Every entry below must appear again, exactly as written.

(Dataset entries on figures)
╔══

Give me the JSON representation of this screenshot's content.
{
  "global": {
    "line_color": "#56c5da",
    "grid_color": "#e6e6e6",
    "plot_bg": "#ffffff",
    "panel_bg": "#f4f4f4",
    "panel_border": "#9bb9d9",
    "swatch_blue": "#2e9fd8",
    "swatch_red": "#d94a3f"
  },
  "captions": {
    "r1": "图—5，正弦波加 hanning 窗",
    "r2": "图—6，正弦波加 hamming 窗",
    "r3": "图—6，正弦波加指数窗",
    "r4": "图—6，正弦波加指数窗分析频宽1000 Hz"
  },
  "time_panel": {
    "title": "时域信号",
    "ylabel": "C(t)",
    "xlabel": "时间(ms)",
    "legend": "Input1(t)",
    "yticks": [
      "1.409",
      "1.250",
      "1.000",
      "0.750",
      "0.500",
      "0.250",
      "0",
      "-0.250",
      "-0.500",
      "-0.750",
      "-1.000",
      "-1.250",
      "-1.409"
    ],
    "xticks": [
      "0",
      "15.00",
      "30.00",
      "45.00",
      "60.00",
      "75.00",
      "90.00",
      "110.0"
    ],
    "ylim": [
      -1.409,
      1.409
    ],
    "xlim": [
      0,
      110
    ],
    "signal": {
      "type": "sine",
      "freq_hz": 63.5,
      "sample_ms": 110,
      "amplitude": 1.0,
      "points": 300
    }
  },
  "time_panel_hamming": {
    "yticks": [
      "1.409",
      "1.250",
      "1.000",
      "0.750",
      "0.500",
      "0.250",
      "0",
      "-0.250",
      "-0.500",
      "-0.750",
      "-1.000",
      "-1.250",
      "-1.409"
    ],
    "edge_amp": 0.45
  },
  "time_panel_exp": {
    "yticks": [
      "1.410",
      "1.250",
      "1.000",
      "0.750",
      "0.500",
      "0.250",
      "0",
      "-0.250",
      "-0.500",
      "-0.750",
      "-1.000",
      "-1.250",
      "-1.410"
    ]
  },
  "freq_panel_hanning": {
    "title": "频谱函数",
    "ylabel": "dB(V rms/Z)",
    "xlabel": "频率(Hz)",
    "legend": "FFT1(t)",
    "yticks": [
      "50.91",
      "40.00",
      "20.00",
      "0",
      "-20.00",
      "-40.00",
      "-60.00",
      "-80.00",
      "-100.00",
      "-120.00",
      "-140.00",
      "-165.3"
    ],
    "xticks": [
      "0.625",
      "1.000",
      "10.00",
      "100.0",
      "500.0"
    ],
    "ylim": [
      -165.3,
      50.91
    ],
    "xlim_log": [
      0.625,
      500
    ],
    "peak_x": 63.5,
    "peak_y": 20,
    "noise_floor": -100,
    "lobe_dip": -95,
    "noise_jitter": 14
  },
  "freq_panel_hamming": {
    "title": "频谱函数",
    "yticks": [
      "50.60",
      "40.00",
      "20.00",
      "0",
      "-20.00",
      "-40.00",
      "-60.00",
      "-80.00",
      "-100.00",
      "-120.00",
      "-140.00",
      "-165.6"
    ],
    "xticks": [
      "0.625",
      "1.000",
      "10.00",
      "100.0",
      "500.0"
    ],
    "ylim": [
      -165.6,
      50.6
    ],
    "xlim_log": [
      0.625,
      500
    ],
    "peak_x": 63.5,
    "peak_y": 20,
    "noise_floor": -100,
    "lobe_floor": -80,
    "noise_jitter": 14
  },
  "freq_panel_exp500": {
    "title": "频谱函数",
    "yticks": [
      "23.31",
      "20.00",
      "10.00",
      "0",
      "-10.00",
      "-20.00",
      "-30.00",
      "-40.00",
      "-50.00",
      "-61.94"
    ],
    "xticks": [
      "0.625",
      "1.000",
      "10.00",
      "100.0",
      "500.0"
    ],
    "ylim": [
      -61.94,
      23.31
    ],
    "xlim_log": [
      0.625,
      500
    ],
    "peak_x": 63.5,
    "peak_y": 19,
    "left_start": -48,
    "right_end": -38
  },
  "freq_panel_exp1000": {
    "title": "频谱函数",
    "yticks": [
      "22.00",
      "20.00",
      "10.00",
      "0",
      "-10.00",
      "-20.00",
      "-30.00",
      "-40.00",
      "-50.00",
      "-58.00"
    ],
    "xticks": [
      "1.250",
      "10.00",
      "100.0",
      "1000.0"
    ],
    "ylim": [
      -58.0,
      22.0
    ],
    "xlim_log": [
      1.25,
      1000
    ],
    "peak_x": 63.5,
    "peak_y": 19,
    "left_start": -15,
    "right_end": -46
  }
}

╚══

- Completed exercise -
Give me the JSON representation of this screenshot's content.
{
  "global": {
    "line_color": "#56c5da",
    "grid_color": "#e6e6e6",
    "plot_bg": "#ffffff",
    "panel_bg": "#f4f4f4",
    "panel_border": "#9bb9d9",
    "swatch_blue": "#2e9fd8",
    "swatch_red": "#d94a3f"
  },
  "captions": {
    "r1": "图—5，正弦波加 hanning 窗",
    "r2": "图—6，正弦波加 hamming 窗",
    "r3": "图—6，正弦波加指数窗",
    "r4": "图—6，正弦波加指数窗分析频宽1000 Hz"
  },
  "time_panel": {
    "title": "时域信号",
    "ylabel": "C(t)",
    "xlabel": "时间(ms)",
    "legend": "Input1(t)",
    "yticks": [
      "1.409",
      "1.250",
      "1.000",
      "0.750",
      "0.500",
      "0.250",
      "0",
      "-0.250",
      "-0.500",
      "-0.750",
      "-1.000",
      "-1.250",
      "-1.409"
    ],
    "xticks": [
      "0",
      "15.00",
      "30.00",
      "45.00",
      "60.00",
      "75.00",
      "90.00",
      "110.0"
    ],
    "ylim": [
      -1.409,
      1.409
    ],
    "xlim": [
      0,
      110
    ],
    "signal": {
      "type": "sine",
      "freq_hz": 63.5,
      "sample_ms": 110,
      "amplitude": 1.0,
      "points": 300
    }
  },
  "time_panel_hamming": {
    "yticks": [
      "1.409",
      "1.250",
      "1.000",
      "0.750",
      "0.500",
      "0.250",
      "0",
      "-0.250",
      "-0.500",
      "-0.750",
      "-1.000",
      "-1.250",
      "-1.409"
    ],
    "edge_amp": 0.45
  },
  "time_panel_exp": {
    "yticks": [
      "1.410",
      "1.250",
      "1.000",
      "0.750",
      "0.500",
      "0.250",
      "0",
      "-0.250",
      "-0.500",
      "-0.750",
      "-1.000",
      "-1.250",
      "-1.410"
    ]
  },
  "freq_panel_hanning": {
    "title": "频谱函数",
    "ylabel": "dB(V rms/Z)",
    "xlabel": "频率(Hz)",
    "legend": "FFT1(t)",
    "yticks": [
      "50.91",
      "40.00",
      "20.00",
      "0",
      "-20.00",
      "-40.00",
      "-60.00",
      "-80.00",
      "-100.00",
      "-120.00",
      "-140.00",
      "-165.3"
    ],
    "xticks": [
      "0.625",
      "1.000",
      "10.00",
      "100.0",
      "500.0"
    ],
    "ylim": [
      -165.3,
      50.91
    ],
    "xlim_log": [
      0.625,
      500
    ],
    "peak_x": 63.5,
    "peak_y": 20,
    "noise_floor": -100,
    "lobe_dip": -95,
    "noise_jitter": 14
  },
  "freq_panel_hamming": {
    "title": "频谱函数",
    "yticks": [
      "50.60",
      "40.00",
      "20.00",
      "0",
      "-20.00",
      "-40.00",
      "-60.00",
      "-80.00",
      "-100.00",
      "-120.00",
      "-140.00",
      "-165.6"
    ],
    "xticks": [
      "0.625",
      "1.000",
      "10.00",
      "100.0",
      "500.0"
    ],
    "ylim": [
      -165.6,
      50.6
    ],
    "xlim_log": [
      0.625,
      500
    ],
    "peak_x": 63.5,
    "peak_y": 20,
    "noise_floor": -100,
    "lobe_floor": -80,
    "noise_jitter": 14
  },
  "freq_panel_exp500": {
    "title": "频谱函数",
    "yticks": [
      "23.31",
      "20.00",
      "10.00",
      "0",
      "-10.00",
      "-20.00",
      "-30.00",
      "-40.00",
      "-50.00",
      "-61.94"
    ],
    "xticks": [
      "0.625",
      "1.000",
      "10.00",
      "100.0",
      "500.0"
    ],
    "ylim": [
      -61.94,
      23.31
    ],
    "xlim_log": [
      0.625,
      500
    ],
    "peak_x": 63.5,
    "peak_y": 19,
    "left_start": -48,
    "right_end": -38
  },
  "freq_panel_exp1000": {
    "title": "频谱函数",
    "yticks": [
      "22.00",
      "20.00",
      "10.00",
      "0",
      "-10.00",
      "-20.00",
      "-30.00",
      "-40.00",
      "-50.00",
      "-58.00"
    ],
    "xticks": [
      "1.250",
      "10.00",
      "100.0",
      "1000.0"
    ],
    "ylim": [
      -58.0,
      22.0
    ],
    "xlim_log": [
      1.25,
      1000
    ],
    "peak_x": 63.5,
    "peak_y": 19,
    "left_start": -15,
    "right_end": -46
  }
}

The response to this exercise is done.